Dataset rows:

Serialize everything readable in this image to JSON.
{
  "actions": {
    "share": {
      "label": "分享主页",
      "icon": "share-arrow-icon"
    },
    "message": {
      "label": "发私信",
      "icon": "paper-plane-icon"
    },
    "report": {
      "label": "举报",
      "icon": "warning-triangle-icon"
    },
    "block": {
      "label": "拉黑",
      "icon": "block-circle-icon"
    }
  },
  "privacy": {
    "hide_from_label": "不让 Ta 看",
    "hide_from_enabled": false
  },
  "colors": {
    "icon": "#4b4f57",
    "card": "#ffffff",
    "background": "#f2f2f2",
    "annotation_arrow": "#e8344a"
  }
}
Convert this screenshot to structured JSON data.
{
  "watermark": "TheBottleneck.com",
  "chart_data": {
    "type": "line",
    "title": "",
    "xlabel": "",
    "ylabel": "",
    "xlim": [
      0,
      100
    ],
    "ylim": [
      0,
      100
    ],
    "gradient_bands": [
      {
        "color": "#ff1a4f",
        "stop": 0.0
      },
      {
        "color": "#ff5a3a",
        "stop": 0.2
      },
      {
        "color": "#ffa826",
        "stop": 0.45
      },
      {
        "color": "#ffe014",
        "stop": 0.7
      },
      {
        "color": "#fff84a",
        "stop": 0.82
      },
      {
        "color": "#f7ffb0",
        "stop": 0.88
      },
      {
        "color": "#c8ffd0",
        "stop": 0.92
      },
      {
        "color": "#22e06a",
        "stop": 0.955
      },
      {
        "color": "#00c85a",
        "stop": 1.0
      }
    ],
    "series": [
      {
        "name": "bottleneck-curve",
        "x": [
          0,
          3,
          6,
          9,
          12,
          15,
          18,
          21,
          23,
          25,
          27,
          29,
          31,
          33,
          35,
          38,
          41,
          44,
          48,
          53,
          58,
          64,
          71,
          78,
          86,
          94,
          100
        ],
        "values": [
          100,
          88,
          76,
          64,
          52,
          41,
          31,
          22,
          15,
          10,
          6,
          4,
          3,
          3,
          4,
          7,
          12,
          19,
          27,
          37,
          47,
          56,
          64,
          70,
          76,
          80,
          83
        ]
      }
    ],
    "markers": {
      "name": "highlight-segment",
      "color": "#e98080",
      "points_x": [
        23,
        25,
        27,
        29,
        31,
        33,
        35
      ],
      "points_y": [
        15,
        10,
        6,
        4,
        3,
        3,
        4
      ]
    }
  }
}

*WHAT TO WORK ON*
Write every line of the material above again, exactly.

*EXERCISE RESPONSE*
Serialize everything readable in this image to JSON.
{
  "actions": {
    "share": {
      "label": "分享主页",
      "icon": "share-arrow-icon"
    },
    "message": {
      "label": "发私信",
      "icon": "paper-plane-icon"
    },
    "report": {
      "label": "举报",
      "icon": "warning-triangle-icon"
    },
    "block": {
      "label": "拉黑",
      "icon": "block-circle-icon"
    }
  },
  "privacy": {
    "hide_from_label": "不让 Ta 看",
    "hide_from_enabled": false
  },
  "colors": {
    "icon": "#4b4f57",
    "card": "#ffffff",
    "background": "#f2f2f2",
    "annotation_arrow": "#e8344a"
  }
}
Convert this screenshot to structured JSON data.
{
  "watermark": "TheBottleneck.com",
  "chart_data": {
    "type": "line",
    "title": "",
    "xlabel": "",
    "ylabel": "",
    "xlim": [
      0,
      100
    ],
    "ylim": [
      0,
      100
    ],
    "gradient_bands": [
      {
        "color": "#ff1a4f",
        "stop": 0.0
      },
      {
        "color": "#ff5a3a",
        "stop": 0.2
      },
      {
        "color": "#ffa826",
        "stop": 0.45
      },
      {
        "color": "#ffe014",
        "stop": 0.7
      },
      {
        "color": "#fff84a",
        "stop": 0.82
      },
      {
        "color": "#f7ffb0",
        "stop": 0.88
      },
      {
        "color": "#c8ffd0",
        "stop": 0.92
      },
      {
        "color": "#22e06a",
        "stop": 0.955
      },
      {
        "color": "#00c85a",
        "stop": 1.0
      }
    ],
    "series": [
      {
        "name": "bottleneck-curve",
        "x": [
          0,
          3,
          6,
          9,
          12,
          15,
          18,
          21,
          23,
          25,
          27,
          29,
          31,
          33,
          35,
          38,
          41,
          44,
          48,
          53,
          58,
          64,
          71,
          78,
          86,
          94,
          100
        ],
        "values": [
          100,
          88,
          76,
          64,
          52,
          41,
          31,
          22,
          15,
          10,
          6,
          4,
          3,
          3,
          4,
          7,
          12,
          19,
          27,
          37,
          47,
          56,
          64,
          70,
          76,
          80,
          83
        ]
      }
    ],
    "markers": {
      "name": "highlight-segment",
      "color": "#e98080",
      "points_x": [
        23,
        25,
        27,
        29,
        31,
        33,
        35
      ],
      "points_y": [
        15,
        10,
        6,
        4,
        3,
        3,
        4
      ]
    }
  }
}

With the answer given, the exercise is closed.